[WHAT YOU SHOULD DO] Please give the listing again in its entirety, exactly as written.

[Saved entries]
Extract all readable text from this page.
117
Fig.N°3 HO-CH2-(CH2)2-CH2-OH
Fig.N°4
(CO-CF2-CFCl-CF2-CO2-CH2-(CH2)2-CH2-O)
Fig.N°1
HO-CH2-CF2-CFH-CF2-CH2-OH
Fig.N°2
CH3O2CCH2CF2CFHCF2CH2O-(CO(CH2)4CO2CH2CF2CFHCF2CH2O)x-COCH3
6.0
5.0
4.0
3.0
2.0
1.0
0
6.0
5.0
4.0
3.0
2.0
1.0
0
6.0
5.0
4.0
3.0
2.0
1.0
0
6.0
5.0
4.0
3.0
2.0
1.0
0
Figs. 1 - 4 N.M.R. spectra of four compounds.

[EXERCISE RESULT]
Extract all readable text from this page.
117
Fig.N°3 HO-CH2-(CH2)2-CH2-OH
Fig.N°4
(CO-CF2-CFCl-CF2-CO2-CH2-(CH2)2-CH2-O)
Fig.N°1
HO-CH2-CF2-CFH-CF2-CH2-OH
Fig.N°2
CH3O2CCH2CF2CFHCF2CH2O-(CO(CH2)4CO2CH2CF2CFHCF2CH2O)x-COCH3
6.0
5.0
4.0
3.0
2.0
1.0
0
6.0
5.0
4.0
3.0
2.0
1.0
0
6.0
5.0
4.0
3.0
2.0
1.0
0
6.0
5.0
4.0
3.0
2.0
1.0
0
Figs. 1 - 4 N.M.R. spectra of four compounds.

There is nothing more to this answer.